§ Short problem:
Please give the data below again in full, exactly as it stands.

§ Material provided:

________

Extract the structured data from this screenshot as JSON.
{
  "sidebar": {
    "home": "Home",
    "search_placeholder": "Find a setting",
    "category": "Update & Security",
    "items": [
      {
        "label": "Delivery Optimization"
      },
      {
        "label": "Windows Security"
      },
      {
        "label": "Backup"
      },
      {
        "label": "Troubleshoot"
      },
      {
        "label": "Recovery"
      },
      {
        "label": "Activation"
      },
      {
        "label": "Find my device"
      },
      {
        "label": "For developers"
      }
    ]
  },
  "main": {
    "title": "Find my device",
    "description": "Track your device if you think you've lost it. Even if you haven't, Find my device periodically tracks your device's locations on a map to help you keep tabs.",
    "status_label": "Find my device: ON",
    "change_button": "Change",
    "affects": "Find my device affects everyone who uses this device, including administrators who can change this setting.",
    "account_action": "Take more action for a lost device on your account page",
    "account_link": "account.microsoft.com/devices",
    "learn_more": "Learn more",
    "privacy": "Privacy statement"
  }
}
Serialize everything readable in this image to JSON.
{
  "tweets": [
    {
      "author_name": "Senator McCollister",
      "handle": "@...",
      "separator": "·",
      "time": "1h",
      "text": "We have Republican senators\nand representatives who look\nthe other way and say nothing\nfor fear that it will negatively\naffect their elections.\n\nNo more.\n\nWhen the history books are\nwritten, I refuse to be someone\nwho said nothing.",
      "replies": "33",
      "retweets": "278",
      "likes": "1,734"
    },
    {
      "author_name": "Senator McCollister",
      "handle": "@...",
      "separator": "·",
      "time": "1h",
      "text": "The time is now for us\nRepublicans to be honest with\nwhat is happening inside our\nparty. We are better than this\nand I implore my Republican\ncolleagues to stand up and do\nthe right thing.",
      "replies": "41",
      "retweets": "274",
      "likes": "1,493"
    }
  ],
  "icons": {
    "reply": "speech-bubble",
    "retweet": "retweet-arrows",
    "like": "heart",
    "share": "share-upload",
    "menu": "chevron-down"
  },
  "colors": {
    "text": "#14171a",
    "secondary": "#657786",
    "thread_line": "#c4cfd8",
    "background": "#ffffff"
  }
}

________

§ Response below:
Extract the structured data from this screenshot as JSON.
{
  "sidebar": {
    "home": "Home",
    "search_placeholder": "Find a setting",
    "category": "Update & Security",
    "items": [
      {
        "label": "Delivery Optimization"
      },
      {
        "label": "Windows Security"
      },
      {
        "label": "Backup"
      },
      {
        "label": "Troubleshoot"
      },
      {
        "label": "Recovery"
      },
      {
        "label": "Activation"
      },
      {
        "label": "Find my device"
      },
      {
        "label": "For developers"
      }
    ]
  },
  "main": {
    "title": "Find my device",
    "description": "Track your device if you think you've lost it. Even if you haven't, Find my device periodically tracks your device's locations on a map to help you keep tabs.",
    "status_label": "Find my device: ON",
    "change_button": "Change",
    "affects": "Find my device affects everyone who uses this device, including administrators who can change this setting.",
    "account_action": "Take more action for a lost device on your account page",
    "account_link": "account.microsoft.com/devices",
    "learn_more": "Learn more",
    "privacy": "Privacy statement"
  }
}
Serialize everything readable in this image to JSON.
{
  "tweets": [
    {
      "author_name": "Senator McCollister",
      "handle": "@...",
      "separator": "·",
      "time": "1h",
      "text": "We have Republican senators\nand representatives who look\nthe other way and say nothing\nfor fear that it will negatively\naffect their elections.\n\nNo more.\n\nWhen the history books are\nwritten, I refuse to be someone\nwho said nothing.",
      "replies": "33",
      "retweets": "278",
      "likes": "1,734"
    },
    {
      "author_name": "Senator McCollister",
      "handle": "@...",
      "separator": "·",
      "time": "1h",
      "text": "The time is now for us\nRepublicans to be honest with\nwhat is happening inside our\nparty. We are better than this\nand I implore my Republican\ncolleagues to stand up and do\nthe right thing.",
      "replies": "41",
      "retweets": "274",
      "likes": "1,493"
    }
  ],
  "icons": {
    "reply": "speech-bubble",
    "retweet": "retweet-arrows",
    "like": "heart",
    "share": "share-upload",
    "menu": "chevron-down"
  },
  "colors": {
    "text": "#14171a",
    "secondary": "#657786",
    "thread_line": "#c4cfd8",
    "background": "#ffffff"
  }
}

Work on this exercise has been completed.